What this task involves –
Say only how many lines contain the word "Councilors".

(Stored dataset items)
####
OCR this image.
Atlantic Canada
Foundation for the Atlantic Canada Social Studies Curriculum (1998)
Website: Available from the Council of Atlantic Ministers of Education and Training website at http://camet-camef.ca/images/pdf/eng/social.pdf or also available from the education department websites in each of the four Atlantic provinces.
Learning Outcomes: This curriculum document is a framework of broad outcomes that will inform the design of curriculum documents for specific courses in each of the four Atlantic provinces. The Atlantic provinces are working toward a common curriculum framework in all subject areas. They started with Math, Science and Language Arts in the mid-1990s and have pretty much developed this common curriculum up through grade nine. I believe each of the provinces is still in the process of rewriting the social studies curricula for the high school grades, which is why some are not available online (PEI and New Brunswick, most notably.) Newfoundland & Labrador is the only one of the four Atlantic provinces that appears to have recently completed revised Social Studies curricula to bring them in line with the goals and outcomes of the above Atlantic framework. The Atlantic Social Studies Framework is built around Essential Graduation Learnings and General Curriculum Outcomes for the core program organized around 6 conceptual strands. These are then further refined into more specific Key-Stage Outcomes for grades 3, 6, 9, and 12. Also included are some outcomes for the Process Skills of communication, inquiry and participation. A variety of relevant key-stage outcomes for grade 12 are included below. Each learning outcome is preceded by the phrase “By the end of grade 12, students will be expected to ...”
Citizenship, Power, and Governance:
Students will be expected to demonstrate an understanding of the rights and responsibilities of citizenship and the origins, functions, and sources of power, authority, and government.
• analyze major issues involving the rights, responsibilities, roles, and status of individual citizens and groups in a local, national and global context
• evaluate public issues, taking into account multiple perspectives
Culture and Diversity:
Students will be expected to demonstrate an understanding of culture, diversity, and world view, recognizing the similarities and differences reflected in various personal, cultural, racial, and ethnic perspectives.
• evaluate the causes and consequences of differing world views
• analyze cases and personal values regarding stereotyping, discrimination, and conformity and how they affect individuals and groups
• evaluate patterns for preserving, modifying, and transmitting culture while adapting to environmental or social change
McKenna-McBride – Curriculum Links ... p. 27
####
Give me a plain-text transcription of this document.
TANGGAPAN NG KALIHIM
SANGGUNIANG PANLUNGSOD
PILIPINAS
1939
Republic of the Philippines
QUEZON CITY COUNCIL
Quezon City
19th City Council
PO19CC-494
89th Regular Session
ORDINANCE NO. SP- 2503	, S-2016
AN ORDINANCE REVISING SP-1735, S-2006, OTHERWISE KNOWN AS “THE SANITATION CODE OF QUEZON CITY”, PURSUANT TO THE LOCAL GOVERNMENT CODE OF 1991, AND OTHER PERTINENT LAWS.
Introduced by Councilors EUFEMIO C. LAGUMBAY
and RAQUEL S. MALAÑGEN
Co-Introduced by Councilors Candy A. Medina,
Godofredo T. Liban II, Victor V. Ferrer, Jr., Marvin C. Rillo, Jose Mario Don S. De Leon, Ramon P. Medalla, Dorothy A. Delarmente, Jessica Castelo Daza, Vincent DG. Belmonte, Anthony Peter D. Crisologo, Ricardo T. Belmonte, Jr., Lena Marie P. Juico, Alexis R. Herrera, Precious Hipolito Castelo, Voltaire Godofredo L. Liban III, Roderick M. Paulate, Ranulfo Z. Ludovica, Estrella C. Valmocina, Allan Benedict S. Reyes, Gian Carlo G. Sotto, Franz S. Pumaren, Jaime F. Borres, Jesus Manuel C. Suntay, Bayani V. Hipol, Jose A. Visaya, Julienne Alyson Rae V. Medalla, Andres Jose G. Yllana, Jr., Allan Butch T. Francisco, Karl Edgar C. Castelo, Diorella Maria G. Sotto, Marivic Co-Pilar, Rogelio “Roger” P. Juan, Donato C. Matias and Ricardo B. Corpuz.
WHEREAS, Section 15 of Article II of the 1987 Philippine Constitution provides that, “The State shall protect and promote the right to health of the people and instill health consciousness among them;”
####
Expected answer –
2